**Çözülecek Görev**.
Aşağıdaki satırların tümünü, her birini harfi harfine aynen kopyalayarak yazınız. Resimleri yanıtınıza almayınız.

┄┄┄┄┄┄┄┄┄┄

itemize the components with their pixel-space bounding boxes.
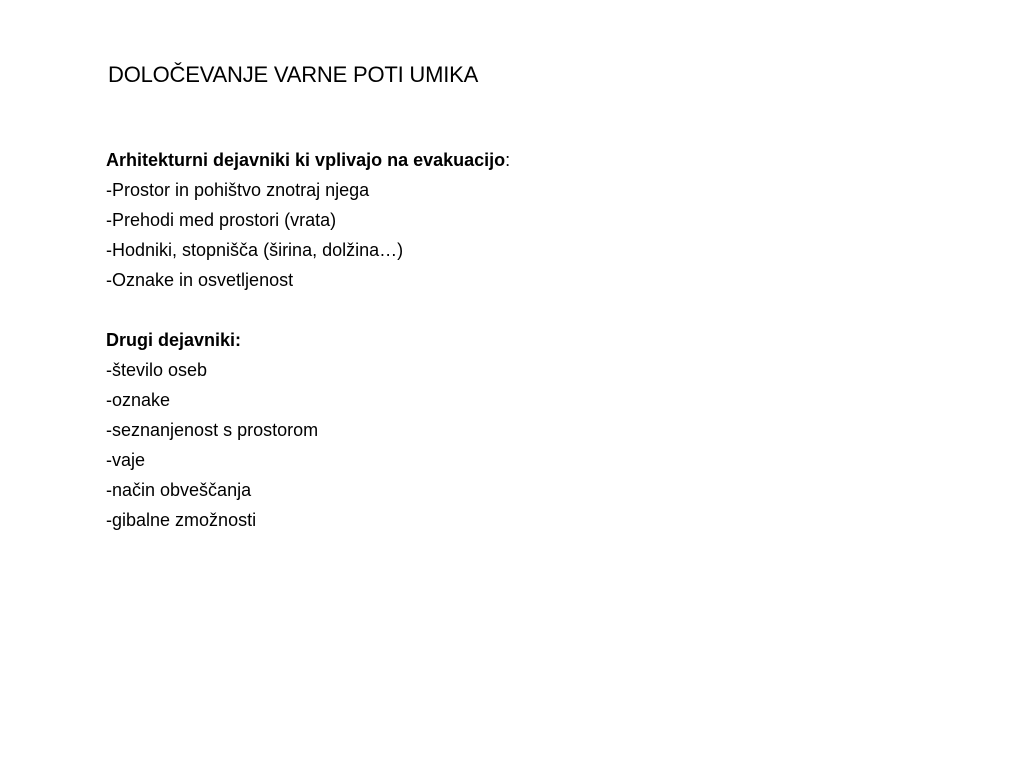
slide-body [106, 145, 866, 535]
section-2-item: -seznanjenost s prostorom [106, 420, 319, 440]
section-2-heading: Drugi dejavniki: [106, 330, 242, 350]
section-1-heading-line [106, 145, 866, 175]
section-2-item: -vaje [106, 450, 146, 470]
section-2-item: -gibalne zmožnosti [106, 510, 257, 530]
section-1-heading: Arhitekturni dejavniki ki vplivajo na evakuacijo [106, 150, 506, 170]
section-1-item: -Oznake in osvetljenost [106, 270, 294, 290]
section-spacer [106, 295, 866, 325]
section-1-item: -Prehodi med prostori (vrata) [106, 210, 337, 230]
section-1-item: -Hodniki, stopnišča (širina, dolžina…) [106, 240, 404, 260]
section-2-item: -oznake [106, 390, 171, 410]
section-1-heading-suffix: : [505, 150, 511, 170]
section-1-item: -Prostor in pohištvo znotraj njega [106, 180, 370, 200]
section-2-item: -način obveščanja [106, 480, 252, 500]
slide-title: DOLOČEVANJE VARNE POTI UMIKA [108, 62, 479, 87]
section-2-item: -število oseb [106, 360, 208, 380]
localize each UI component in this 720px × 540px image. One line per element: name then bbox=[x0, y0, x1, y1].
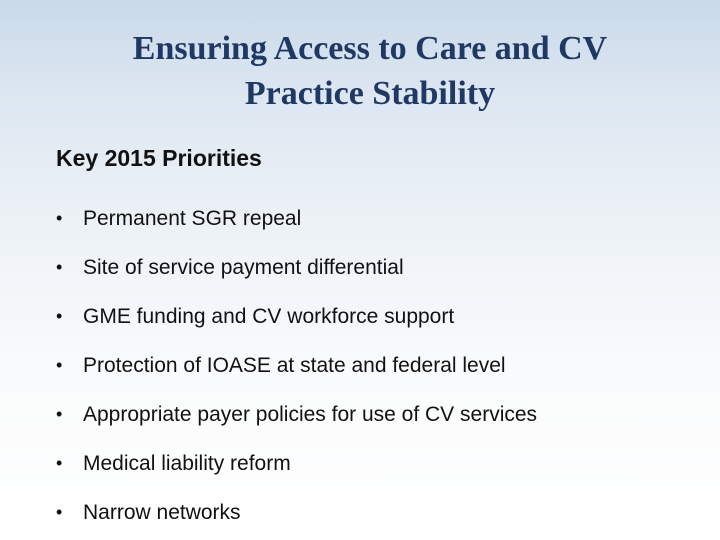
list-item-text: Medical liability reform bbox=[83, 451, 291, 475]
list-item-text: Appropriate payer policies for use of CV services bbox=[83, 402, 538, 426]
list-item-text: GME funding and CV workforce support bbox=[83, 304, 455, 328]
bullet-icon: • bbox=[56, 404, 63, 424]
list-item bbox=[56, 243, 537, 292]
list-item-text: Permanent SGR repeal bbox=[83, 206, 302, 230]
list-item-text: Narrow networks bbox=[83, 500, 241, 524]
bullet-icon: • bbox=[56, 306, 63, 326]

┄┄┄┄┄┄┄┄┄┄

**Tam Çıktı**.
itemize the components with their pixel-space bounding boxes.
slide-body [106, 145, 866, 535]
section-2-item: -seznanjenost s prostorom [106, 420, 319, 440]
section-2-heading: Drugi dejavniki: [106, 330, 242, 350]
section-1-heading-line [106, 145, 866, 175]
section-2-item: -vaje [106, 450, 146, 470]
section-2-item: -gibalne zmožnosti [106, 510, 257, 530]
section-1-heading: Arhitekturni dejavniki ki vplivajo na evakuacijo [106, 150, 506, 170]
section-1-item: -Oznake in osvetljenost [106, 270, 294, 290]
section-spacer [106, 295, 866, 325]
section-1-item: -Prehodi med prostori (vrata) [106, 210, 337, 230]
section-1-item: -Hodniki, stopnišča (širina, dolžina…) [106, 240, 404, 260]
section-2-item: -oznake [106, 390, 171, 410]
section-1-heading-suffix: : [505, 150, 511, 170]
section-1-item: -Prostor in pohištvo znotraj njega [106, 180, 370, 200]
section-2-item: -način obveščanja [106, 480, 252, 500]
slide-title: DOLOČEVANJE VARNE POTI UMIKA [108, 62, 479, 87]
section-2-item: -število oseb [106, 360, 208, 380]
localize each UI component in this 720px × 540px image. One line per element: name then bbox=[x0, y0, x1, y1].
list-item-text: Medical liability reform bbox=[83, 451, 291, 475]
list-item-text: Appropriate payer policies for use of CV services bbox=[83, 402, 538, 426]
list-item-text: GME funding and CV workforce support bbox=[83, 304, 455, 328]
bullet-icon: • bbox=[56, 404, 63, 424]
list-item bbox=[56, 243, 537, 292]
list-item-text: Permanent SGR repeal bbox=[83, 206, 302, 230]
list-item-text: Narrow networks bbox=[83, 500, 241, 524]
bullet-icon: • bbox=[56, 306, 63, 326]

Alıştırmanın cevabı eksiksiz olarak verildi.